** EXERCISE INSTRUCTIONS **
Give the count of lines holding the string "What" and nothing else.

==== RECORDED INFORMATION

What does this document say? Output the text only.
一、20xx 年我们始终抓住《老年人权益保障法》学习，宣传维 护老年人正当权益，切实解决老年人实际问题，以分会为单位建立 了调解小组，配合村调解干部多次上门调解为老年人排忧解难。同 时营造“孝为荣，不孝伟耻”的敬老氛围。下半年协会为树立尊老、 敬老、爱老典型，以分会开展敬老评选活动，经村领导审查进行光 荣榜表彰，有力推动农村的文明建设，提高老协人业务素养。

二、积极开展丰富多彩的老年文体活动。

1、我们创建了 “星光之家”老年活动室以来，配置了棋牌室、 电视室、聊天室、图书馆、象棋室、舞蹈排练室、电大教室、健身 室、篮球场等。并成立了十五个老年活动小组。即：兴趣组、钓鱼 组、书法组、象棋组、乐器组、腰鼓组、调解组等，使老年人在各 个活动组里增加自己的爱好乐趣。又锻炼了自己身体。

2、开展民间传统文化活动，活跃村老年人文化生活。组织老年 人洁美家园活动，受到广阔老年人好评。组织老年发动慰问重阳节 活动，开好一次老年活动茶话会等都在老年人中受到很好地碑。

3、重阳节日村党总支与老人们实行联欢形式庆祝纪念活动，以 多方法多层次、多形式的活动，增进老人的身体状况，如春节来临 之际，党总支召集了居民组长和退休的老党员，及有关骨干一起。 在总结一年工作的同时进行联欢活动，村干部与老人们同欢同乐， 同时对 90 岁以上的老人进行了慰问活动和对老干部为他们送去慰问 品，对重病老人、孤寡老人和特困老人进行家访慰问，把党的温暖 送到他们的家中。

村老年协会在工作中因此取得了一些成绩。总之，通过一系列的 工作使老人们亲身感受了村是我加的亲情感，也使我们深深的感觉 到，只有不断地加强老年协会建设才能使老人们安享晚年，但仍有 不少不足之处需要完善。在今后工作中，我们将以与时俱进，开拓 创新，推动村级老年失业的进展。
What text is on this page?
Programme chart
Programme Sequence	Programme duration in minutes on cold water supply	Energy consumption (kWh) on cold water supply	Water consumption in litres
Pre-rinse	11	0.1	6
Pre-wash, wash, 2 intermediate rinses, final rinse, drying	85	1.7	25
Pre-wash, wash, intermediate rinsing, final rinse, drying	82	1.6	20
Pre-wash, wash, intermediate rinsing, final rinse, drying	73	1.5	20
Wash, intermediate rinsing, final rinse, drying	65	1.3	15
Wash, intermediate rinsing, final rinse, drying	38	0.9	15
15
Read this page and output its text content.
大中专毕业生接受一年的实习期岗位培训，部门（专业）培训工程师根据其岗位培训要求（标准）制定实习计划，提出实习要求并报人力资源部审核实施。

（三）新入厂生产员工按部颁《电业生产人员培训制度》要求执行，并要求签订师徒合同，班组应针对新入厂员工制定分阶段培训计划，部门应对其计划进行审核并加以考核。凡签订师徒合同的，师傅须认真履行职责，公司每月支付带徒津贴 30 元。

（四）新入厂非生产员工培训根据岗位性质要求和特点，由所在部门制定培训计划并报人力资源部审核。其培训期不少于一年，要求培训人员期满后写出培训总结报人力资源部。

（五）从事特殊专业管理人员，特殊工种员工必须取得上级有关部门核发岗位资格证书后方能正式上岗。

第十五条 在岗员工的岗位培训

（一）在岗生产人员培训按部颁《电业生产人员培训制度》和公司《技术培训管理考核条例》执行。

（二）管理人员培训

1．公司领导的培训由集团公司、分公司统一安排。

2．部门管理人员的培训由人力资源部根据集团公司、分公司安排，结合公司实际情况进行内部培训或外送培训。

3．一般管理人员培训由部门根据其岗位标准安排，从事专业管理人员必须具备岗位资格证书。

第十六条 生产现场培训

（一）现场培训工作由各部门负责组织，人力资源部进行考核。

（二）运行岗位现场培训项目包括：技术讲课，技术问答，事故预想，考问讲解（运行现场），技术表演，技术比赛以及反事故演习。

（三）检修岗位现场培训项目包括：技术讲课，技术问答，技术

========

** SOLUTION FOR THIS TASK **
2